▶ **Aim**: Could you repeat the records below exactly, leaving out any pictures?

## begin Data in this exercise

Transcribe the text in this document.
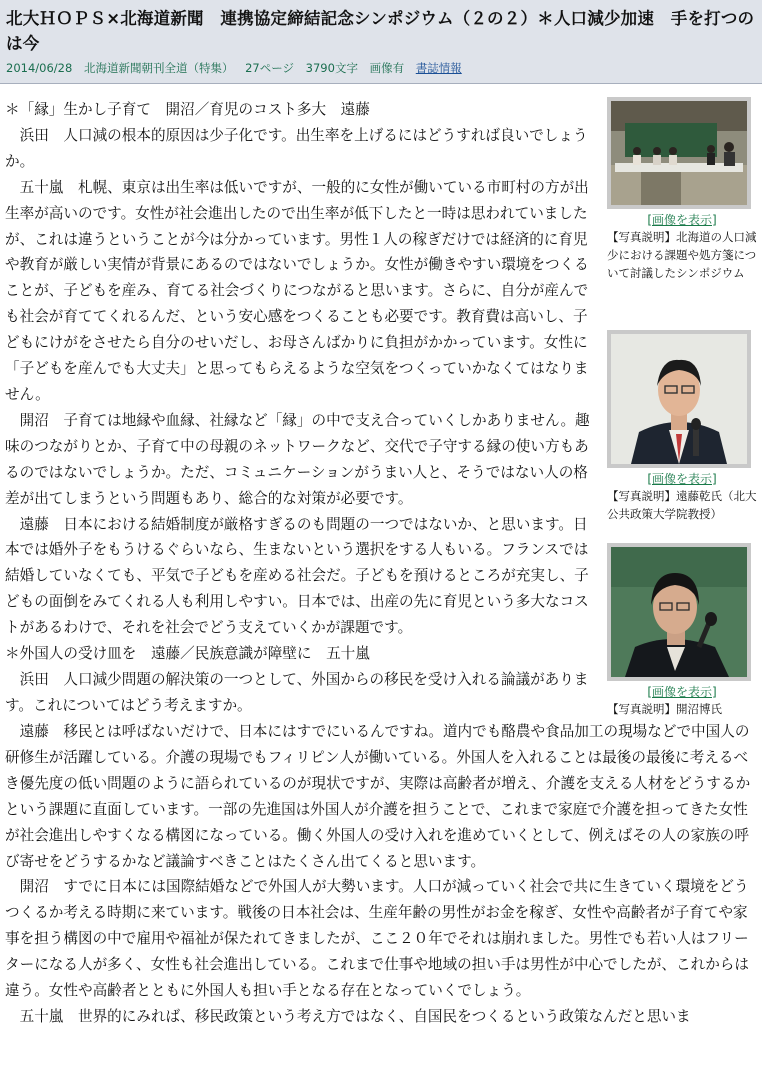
北大ＨＯＰＳ×北海道新聞　連携協定締結記念シンポジウム（２の２）＊人口減少加速　手を打つのは今
2014/06/28 北海道新聞朝刊全道（特集） 27ページ 3790文字 画像有 書誌情報

＊「縁」生かし子育て　開沼／育児のコスト多大　遠藤

　浜田　人口減の根本的原因は少子化です。出生率を上げるにはどうすれば良いでしょうか。

　五十嵐　札幌、東京は出生率は低いですが、一般的に女性が働いている市町村の方が出生率が高いのです。女性が社会進出したので出生率が低下したと一時は思われていましたが、これは違うということが今は分かっています。男性１人の稼ぎだけでは経済的に育児や教育が厳しい実情が背景にあるのではないでしょうか。女性が働きやすい環境をつくることが、子どもを産み、育てる社会づくりにつながると思います。さらに、自分が産んでも社会が育ててくれるんだ、という安心感をつくることも必要です。教育費は高いし、子どもにけがをさせたら自分のせいだし、お母さんばかりに負担がかかっています。女性に「子どもを産んでも大丈夫」と思ってもらえるような空気をつくっていかなくてはなりません。

　開沼　子育ては地縁や血縁、社縁など「縁」の中で支え合っていくしかありません。趣味のつながりとか、子育て中の母親のネットワークなど、交代で子守する縁の使い方もあるのではないでしょうか。ただ、コミュニケーションがうまい人と、そうではない人の格差が出てしまうという問題もあり、総合的な対策が必要です。

　遠藤　日本における結婚制度が厳格すぎるのも問題の一つではないか、と思います。日本では婚外子をもうけるぐらいなら、生まないという選択をする人もいる。フランスでは結婚していなくても、平気で子どもを産める社会だ。子どもを預けるところが充実し、子どもの面倒をみてくれる人も利用しやすい。日本では、出産の先に育児という多大なコストがあるわけで、それを社会でどう支えていくかが課題です。

＊外国人の受け皿を　遠藤／民族意識が障壁に　五十嵐

　浜田　人口減少問題の解決策の一つとして、外国からの移民を受け入れる論議があります。これについてはどう考えますか。

　遠藤　移民とは呼ばないだけで、日本にはすでにいるんですね。道内でも酪農や食品加工の現場などで中国人の研修生が活躍している。介護の現場でもフィリピン人が働いている。外国人を入れることは最後の最後に考えるべき優先度の低い問題のように語られているのが現状ですが、実際は高齢者が増え、介護を支える人材をどうするかという課題に直面しています。一部の先進国は外国人が介護を担うことで、これまで家庭で介護を担ってきた女性が社会進出しやすくなる構図になっている。働く外国人の受け入れを進めていくとして、例えばその人の家族の呼び寄せをどうするかなど議論すべきことはたくさん出てくると思います。

　開沼　すでに日本には国際結婚などで外国人が大勢います。人口が減っていく社会で共に生きていく環境をどうつくるか考える時期に来ています。戦後の日本社会は、生産年齢の男性がお金を稼ぎ、女性や高齢者が子育てや家事を担う構図の中で雇用や福祉が保たれてきましたが、ここ２０年でそれは崩れました。男性でも若い人はフリーターになる人が多く、女性も社会進出している。これまで仕事や地域の担い手は男性が中心でしたが、これからは違う。女性や高齢者とともに外国人も担い手となる存在となっていくでしょう。

　五十嵐　世界的にみれば、移民政策という考え方ではなく、自国民をつくるという政策なんだと思いま

[画像を表示]
【写真説明】北海道の人口減少における課題や処方箋について討議したシンポジウム
[画像を表示]
【写真説明】遠藤乾氏（北大公共政策大学院教授）
[画像を表示]
【写真説明】開沼博氏
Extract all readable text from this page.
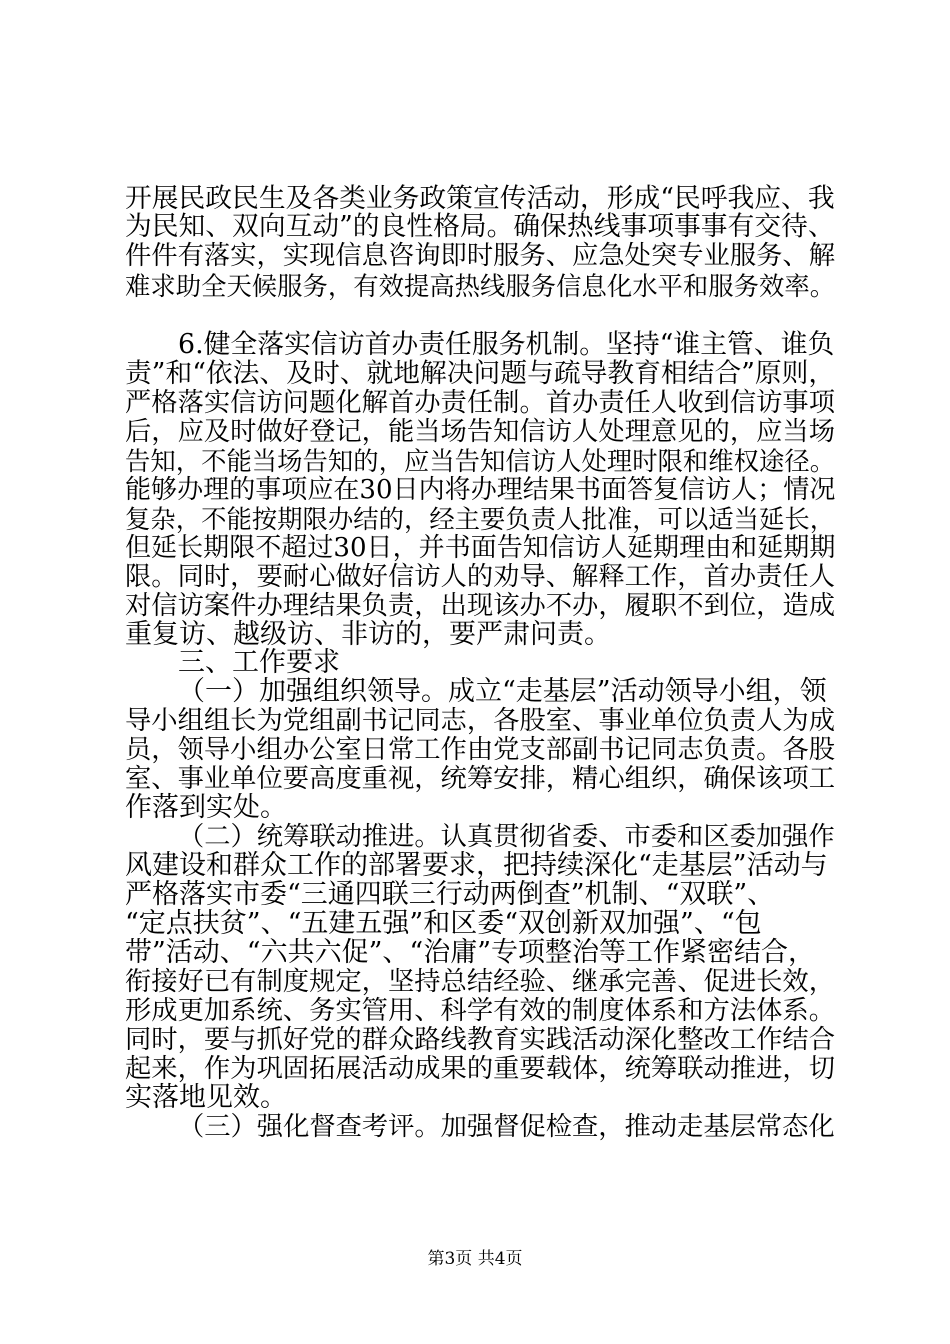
开展民政民生及各类业务政策宣传活动，形成“民呼我应、我
为民知、双向互动”的良性格局。确保热线事项事事有交待、
件件有落实，实现信息咨询即时服务、应急处突专业服务、解
难求助全天候服务，有效提高热线服务信息化水平和服务效率。
6.健全落实信访首办责任服务机制。坚持“谁主管、谁负
责”和“依法、及时、就地解决问题与疏导教育相结合”原则，
严格落实信访问题化解首办责任制。首办责任人收到信访事项
后，应及时做好登记，能当场告知信访人处理意见的，应当场
告知，不能当场告知的，应当告知信访人处理时限和维权途径。
能够办理的事项应在30日内将办理结果书面答复信访人；情况
复杂，不能按期限办结的，经主要负责人批准，可以适当延长，
但延长期限不超过30日，并书面告知信访人延期理由和延期期
限。同时，要耐心做好信访人的劝导、解释工作，首办责任人
对信访案件办理结果负责，出现该办不办，履职不到位，造成
重复访、越级访、非访的，要严肃问责。
三、工作要求
（一）加强组织领导。成立“走基层”活动领导小组，领
导小组组长为党组副书记同志，各股室、事业单位负责人为成
员，领导小组办公室日常工作由党支部副书记同志负责。各股
室、事业单位要高度重视，统筹安排，精心组织，确保该项工
作落到实处。
（二）统筹联动推进。认真贯彻省委、市委和区委加强作
风建设和群众工作的部署要求，把持续深化“走基层”活动与
严格落实市委“三通四联三行动两倒查”机制、“双联”、
“定点扶贫”、“五建五强”和区委“双创新双加强”、“包
带”活动、“六共六促”、“治庸”专项整治等工作紧密结合，
衔接好已有制度规定，坚持总结经验、继承完善、促进长效，
形成更加系统、务实管用、科学有效的制度体系和方法体系。
同时，要与抓好党的群众路线教育实践活动深化整改工作结合
起来，作为巩固拓展活动成果的重要载体，统筹联动推进，切
实落地见效。
（三）强化督查考评。加强督促检查，推动走基层常态化
第3页 共4页
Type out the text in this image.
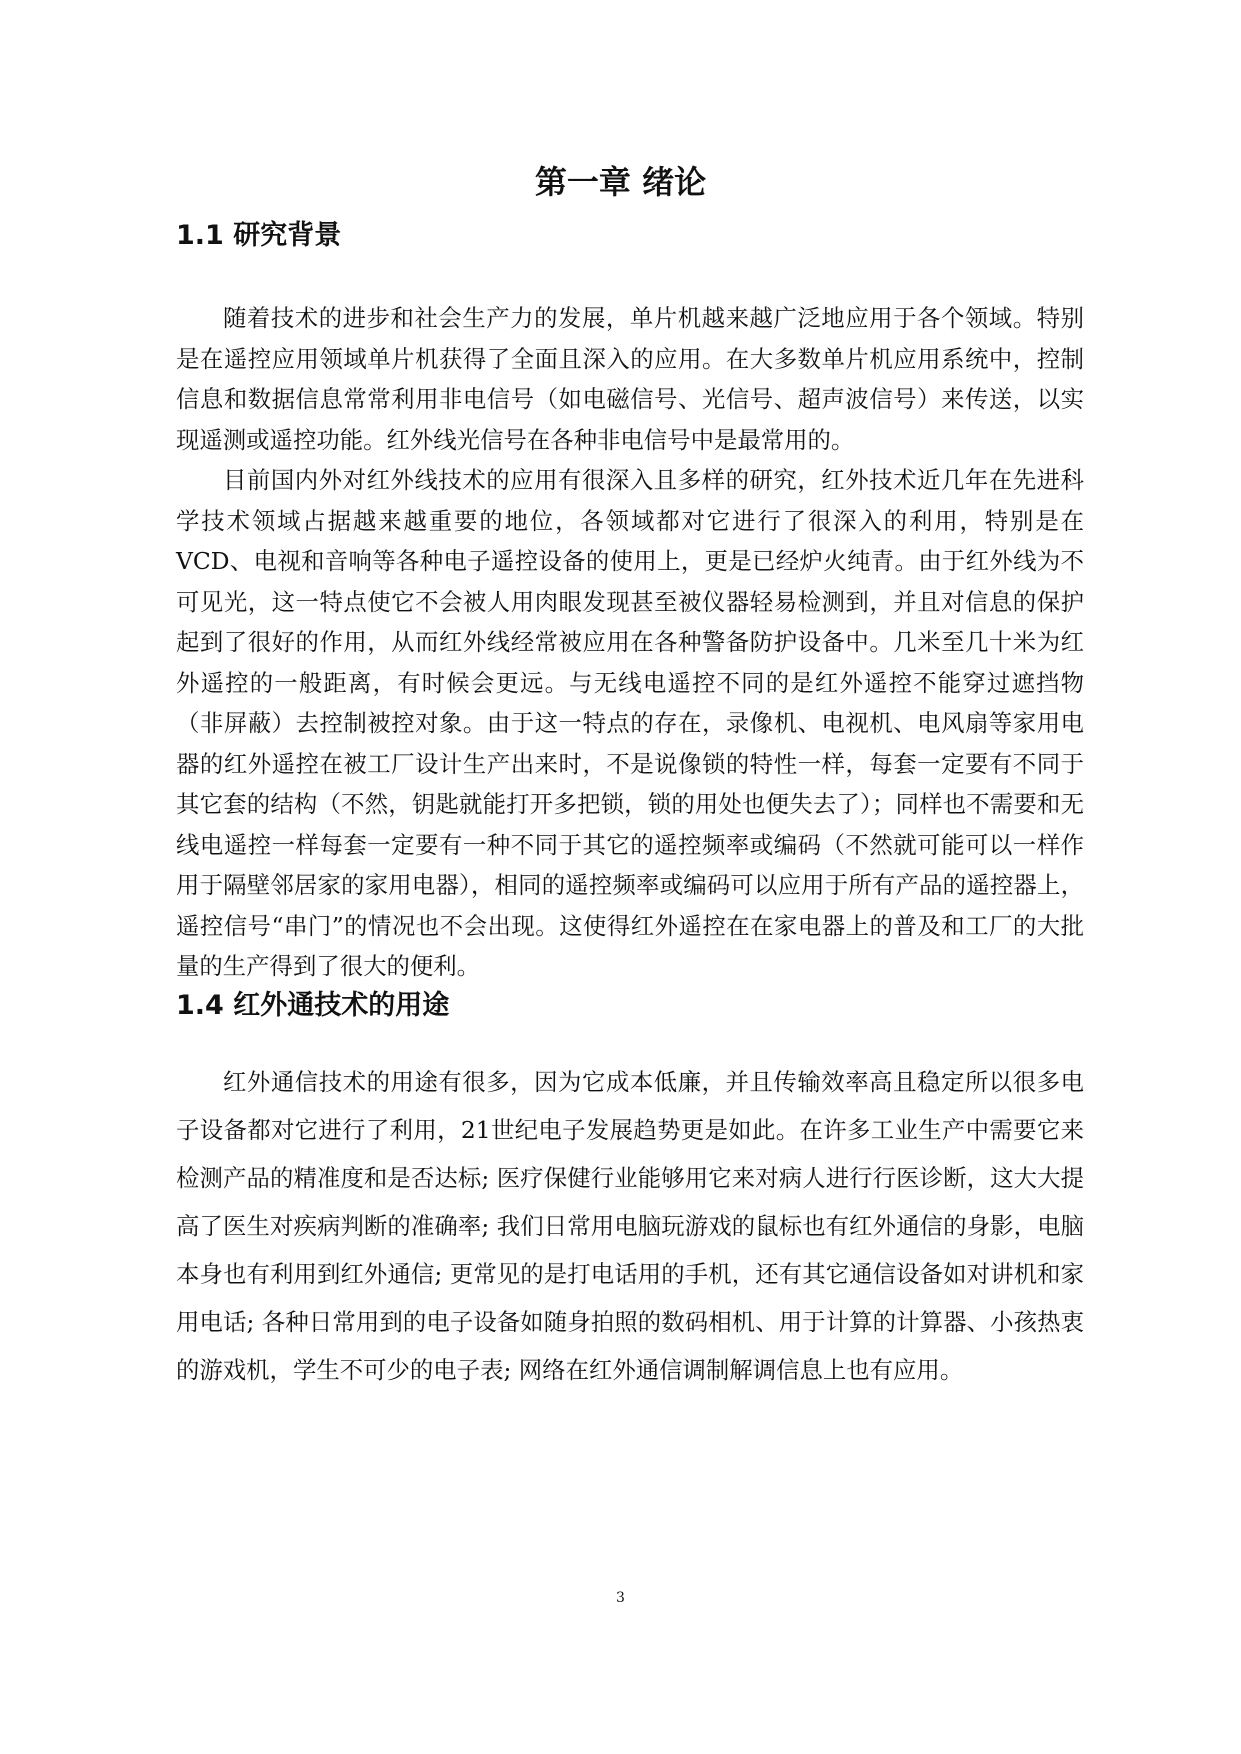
第一章 绪论
1.1 研究背景

随着技术的进步和社会生产力的发展，单片机越来越广泛地应用于各个领域。特别是在遥控应用领域单片机获得了全面且深入的应用。在大多数单片机应用系统中，控制信息和数据信息常常利用非电信号（如电磁信号、光信号、超声波信号）来传送，以实现遥测或遥控功能。红外线光信号在各种非电信号中是最常用的。

目前国内外对红外线技术的应用有很深入且多样的研究，红外技术近几年在先进科学技术领域占据越来越重要的地位，各领域都对它进行了很深入的利用，特别是在VCD、电视和音响等各种电子遥控设备的使用上，更是已经炉火纯青。由于红外线为不可见光，这一特点使它不会被人用肉眼发现甚至被仪器轻易检测到，并且对信息的保护起到了很好的作用，从而红外线经常被应用在各种警备防护设备中。几米至几十米为红外遥控的一般距离，有时候会更远。与无线电遥控不同的是红外遥控不能穿过遮挡物（非屏蔽）去控制被控对象。由于这一特点的存在，录像机、电视机、电风扇等家用电器的红外遥控在被工厂设计生产出来时，不是说像锁的特性一样，每套一定要有不同于其它套的结构（不然，钥匙就能打开多把锁，锁的用处也便失去了）；同样也不需要和无线电遥控一样每套一定要有一种不同于其它的遥控频率或编码（不然就可能可以一样作用于隔壁邻居家的家用电器），相同的遥控频率或编码可以应用于所有产品的遥控器上，遥控信号“串门”的情况也不会出现。这使得红外遥控在在家电器上的普及和工厂的大批量的生产得到了很大的便利。

1.4 红外通技术的用途

红外通信技术的用途有很多，因为它成本低廉，并且传输效率高且稳定所以很多电子设备都对它进行了利用，21世纪电子发展趋势更是如此。在许多工业生产中需要它来检测产品的精准度和是否达标; 医疗保健行业能够用它来对病人进行行医诊断，这大大提高了医生对疾病判断的准确率; 我们日常用电脑玩游戏的鼠标也有红外通信的身影，电脑本身也有利用到红外通信; 更常见的是打电话用的手机，还有其它通信设备如对讲机和家用电话; 各种日常用到的电子设备如随身拍照的数码相机、用于计算的计算器、小孩热衷的游戏机，学生不可少的电子表; 网络在红外通信调制解调信息上也有应用。

3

## end Data in this exercise

▶ **Expected answer**:
Transcribe the text in this document.
北大ＨＯＰＳ×北海道新聞　連携協定締結記念シンポジウム（２の２）＊人口減少加速　手を打つのは今
2014/06/28 北海道新聞朝刊全道（特集） 27ページ 3790文字 画像有 書誌情報

＊「縁」生かし子育て　開沼／育児のコスト多大　遠藤

　浜田　人口減の根本的原因は少子化です。出生率を上げるにはどうすれば良いでしょうか。

　五十嵐　札幌、東京は出生率は低いですが、一般的に女性が働いている市町村の方が出生率が高いのです。女性が社会進出したので出生率が低下したと一時は思われていましたが、これは違うということが今は分かっています。男性１人の稼ぎだけでは経済的に育児や教育が厳しい実情が背景にあるのではないでしょうか。女性が働きやすい環境をつくることが、子どもを産み、育てる社会づくりにつながると思います。さらに、自分が産んでも社会が育ててくれるんだ、という安心感をつくることも必要です。教育費は高いし、子どもにけがをさせたら自分のせいだし、お母さんばかりに負担がかかっています。女性に「子どもを産んでも大丈夫」と思ってもらえるような空気をつくっていかなくてはなりません。

　開沼　子育ては地縁や血縁、社縁など「縁」の中で支え合っていくしかありません。趣味のつながりとか、子育て中の母親のネットワークなど、交代で子守する縁の使い方もあるのではないでしょうか。ただ、コミュニケーションがうまい人と、そうではない人の格差が出てしまうという問題もあり、総合的な対策が必要です。

　遠藤　日本における結婚制度が厳格すぎるのも問題の一つではないか、と思います。日本では婚外子をもうけるぐらいなら、生まないという選択をする人もいる。フランスでは結婚していなくても、平気で子どもを産める社会だ。子どもを預けるところが充実し、子どもの面倒をみてくれる人も利用しやすい。日本では、出産の先に育児という多大なコストがあるわけで、それを社会でどう支えていくかが課題です。

＊外国人の受け皿を　遠藤／民族意識が障壁に　五十嵐

　浜田　人口減少問題の解決策の一つとして、外国からの移民を受け入れる論議があります。これについてはどう考えますか。

　遠藤　移民とは呼ばないだけで、日本にはすでにいるんですね。道内でも酪農や食品加工の現場などで中国人の研修生が活躍している。介護の現場でもフィリピン人が働いている。外国人を入れることは最後の最後に考えるべき優先度の低い問題のように語られているのが現状ですが、実際は高齢者が増え、介護を支える人材をどうするかという課題に直面しています。一部の先進国は外国人が介護を担うことで、これまで家庭で介護を担ってきた女性が社会進出しやすくなる構図になっている。働く外国人の受け入れを進めていくとして、例えばその人の家族の呼び寄せをどうするかなど議論すべきことはたくさん出てくると思います。

　開沼　すでに日本には国際結婚などで外国人が大勢います。人口が減っていく社会で共に生きていく環境をどうつくるか考える時期に来ています。戦後の日本社会は、生産年齢の男性がお金を稼ぎ、女性や高齢者が子育てや家事を担う構図の中で雇用や福祉が保たれてきましたが、ここ２０年でそれは崩れました。男性でも若い人はフリーターになる人が多く、女性も社会進出している。これまで仕事や地域の担い手は男性が中心でしたが、これからは違う。女性や高齢者とともに外国人も担い手となる存在となっていくでしょう。

　五十嵐　世界的にみれば、移民政策という考え方ではなく、自国民をつくるという政策なんだと思いま

[画像を表示]
【写真説明】北海道の人口減少における課題や処方箋について討議したシンポジウム
[画像を表示]
【写真説明】遠藤乾氏（北大公共政策大学院教授）
[画像を表示]
【写真説明】開沼博氏
Extract all readable text from this page.
开展民政民生及各类业务政策宣传活动，形成“民呼我应、我
为民知、双向互动”的良性格局。确保热线事项事事有交待、
件件有落实，实现信息咨询即时服务、应急处突专业服务、解
难求助全天候服务，有效提高热线服务信息化水平和服务效率。
6.健全落实信访首办责任服务机制。坚持“谁主管、谁负
责”和“依法、及时、就地解决问题与疏导教育相结合”原则，
严格落实信访问题化解首办责任制。首办责任人收到信访事项
后，应及时做好登记，能当场告知信访人处理意见的，应当场
告知，不能当场告知的，应当告知信访人处理时限和维权途径。
能够办理的事项应在30日内将办理结果书面答复信访人；情况
复杂，不能按期限办结的，经主要负责人批准，可以适当延长，
但延长期限不超过30日，并书面告知信访人延期理由和延期期
限。同时，要耐心做好信访人的劝导、解释工作，首办责任人
对信访案件办理结果负责，出现该办不办，履职不到位，造成
重复访、越级访、非访的，要严肃问责。
三、工作要求
（一）加强组织领导。成立“走基层”活动领导小组，领
导小组组长为党组副书记同志，各股室、事业单位负责人为成
员，领导小组办公室日常工作由党支部副书记同志负责。各股
室、事业单位要高度重视，统筹安排，精心组织，确保该项工
作落到实处。
（二）统筹联动推进。认真贯彻省委、市委和区委加强作
风建设和群众工作的部署要求，把持续深化“走基层”活动与
严格落实市委“三通四联三行动两倒查”机制、“双联”、
“定点扶贫”、“五建五强”和区委“双创新双加强”、“包
带”活动、“六共六促”、“治庸”专项整治等工作紧密结合，
衔接好已有制度规定，坚持总结经验、继承完善、促进长效，
形成更加系统、务实管用、科学有效的制度体系和方法体系。
同时，要与抓好党的群众路线教育实践活动深化整改工作结合
起来，作为巩固拓展活动成果的重要载体，统筹联动推进，切
实落地见效。
（三）强化督查考评。加强督促检查，推动走基层常态化
第3页 共4页
Type out the text in this image.
第一章 绪论
1.1 研究背景

随着技术的进步和社会生产力的发展，单片机越来越广泛地应用于各个领域。特别是在遥控应用领域单片机获得了全面且深入的应用。在大多数单片机应用系统中，控制信息和数据信息常常利用非电信号（如电磁信号、光信号、超声波信号）来传送，以实现遥测或遥控功能。红外线光信号在各种非电信号中是最常用的。

目前国内外对红外线技术的应用有很深入且多样的研究，红外技术近几年在先进科学技术领域占据越来越重要的地位，各领域都对它进行了很深入的利用，特别是在VCD、电视和音响等各种电子遥控设备的使用上，更是已经炉火纯青。由于红外线为不可见光，这一特点使它不会被人用肉眼发现甚至被仪器轻易检测到，并且对信息的保护起到了很好的作用，从而红外线经常被应用在各种警备防护设备中。几米至几十米为红外遥控的一般距离，有时候会更远。与无线电遥控不同的是红外遥控不能穿过遮挡物（非屏蔽）去控制被控对象。由于这一特点的存在，录像机、电视机、电风扇等家用电器的红外遥控在被工厂设计生产出来时，不是说像锁的特性一样，每套一定要有不同于其它套的结构（不然，钥匙就能打开多把锁，锁的用处也便失去了）；同样也不需要和无线电遥控一样每套一定要有一种不同于其它的遥控频率或编码（不然就可能可以一样作用于隔壁邻居家的家用电器），相同的遥控频率或编码可以应用于所有产品的遥控器上，遥控信号“串门”的情况也不会出现。这使得红外遥控在在家电器上的普及和工厂的大批量的生产得到了很大的便利。

1.4 红外通技术的用途

红外通信技术的用途有很多，因为它成本低廉，并且传输效率高且稳定所以很多电子设备都对它进行了利用，21世纪电子发展趋势更是如此。在许多工业生产中需要它来检测产品的精准度和是否达标; 医疗保健行业能够用它来对病人进行行医诊断，这大大提高了医生对疾病判断的准确率; 我们日常用电脑玩游戏的鼠标也有红外通信的身影，电脑本身也有利用到红外通信; 更常见的是打电话用的手机，还有其它通信设备如对讲机和家用电话; 各种日常用到的电子设备如随身拍照的数码相机、用于计算的计算器、小孩热衷的游戏机，学生不可少的电子表; 网络在红外通信调制解调信息上也有应用。

3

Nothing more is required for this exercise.